## Your objective
Without including any images, reproduce each entry exactly.

## Stored entries
·····
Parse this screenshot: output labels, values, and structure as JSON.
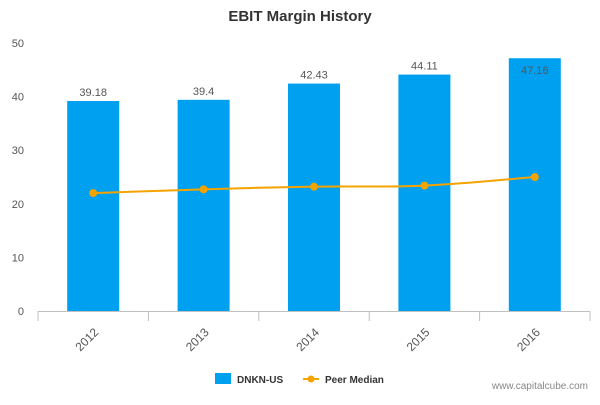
{
  "chart_data": {
    "type": "bar",
    "title": "EBIT Margin History",
    "categories": [
      "2012",
      "2013",
      "2014",
      "2015",
      "2016"
    ],
    "series": [
      {
        "name": "DNKN-US",
        "type": "bar",
        "values": [
          39.18,
          39.4,
          42.43,
          44.11,
          47.16
        ],
        "value_labels": [
          "39.18",
          "39.4",
          "42.43",
          "44.11",
          "47.16"
        ],
        "color": "#00a0f0"
      },
      {
        "name": "Peer Median",
        "type": "line",
        "values": [
          22.0,
          22.7,
          23.2,
          23.4,
          25.0
        ],
        "color": "#f4a300"
      }
    ],
    "xlabel": "",
    "ylabel": "",
    "ylim": [
      0,
      50
    ],
    "yticks": [
      "0",
      "10",
      "20",
      "30",
      "40",
      "50"
    ],
    "grid": false,
    "legend_position": "bottom-center"
  },
  "watermark": "www.capitalcube.com",
  "colors": {
    "axis": "#c0c0c0",
    "tick_text": "#555555",
    "label_text": "#555555"
  }
}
·····
## Written solution
Parse this screenshot: output labels, values, and structure as JSON.
{
  "chart_data": {
    "type": "bar",
    "title": "EBIT Margin History",
    "categories": [
      "2012",
      "2013",
      "2014",
      "2015",
      "2016"
    ],
    "series": [
      {
        "name": "DNKN-US",
        "type": "bar",
        "values": [
          39.18,
          39.4,
          42.43,
          44.11,
          47.16
        ],
        "value_labels": [
          "39.18",
          "39.4",
          "42.43",
          "44.11",
          "47.16"
        ],
        "color": "#00a0f0"
      },
      {
        "name": "Peer Median",
        "type": "line",
        "values": [
          22.0,
          22.7,
          23.2,
          23.4,
          25.0
        ],
        "color": "#f4a300"
      }
    ],
    "xlabel": "",
    "ylabel": "",
    "ylim": [
      0,
      50
    ],
    "yticks": [
      "0",
      "10",
      "20",
      "30",
      "40",
      "50"
    ],
    "grid": false,
    "legend_position": "bottom-center"
  },
  "watermark": "www.capitalcube.com",
  "colors": {
    "axis": "#c0c0c0",
    "tick_text": "#555555",
    "label_text": "#555555"
  }
}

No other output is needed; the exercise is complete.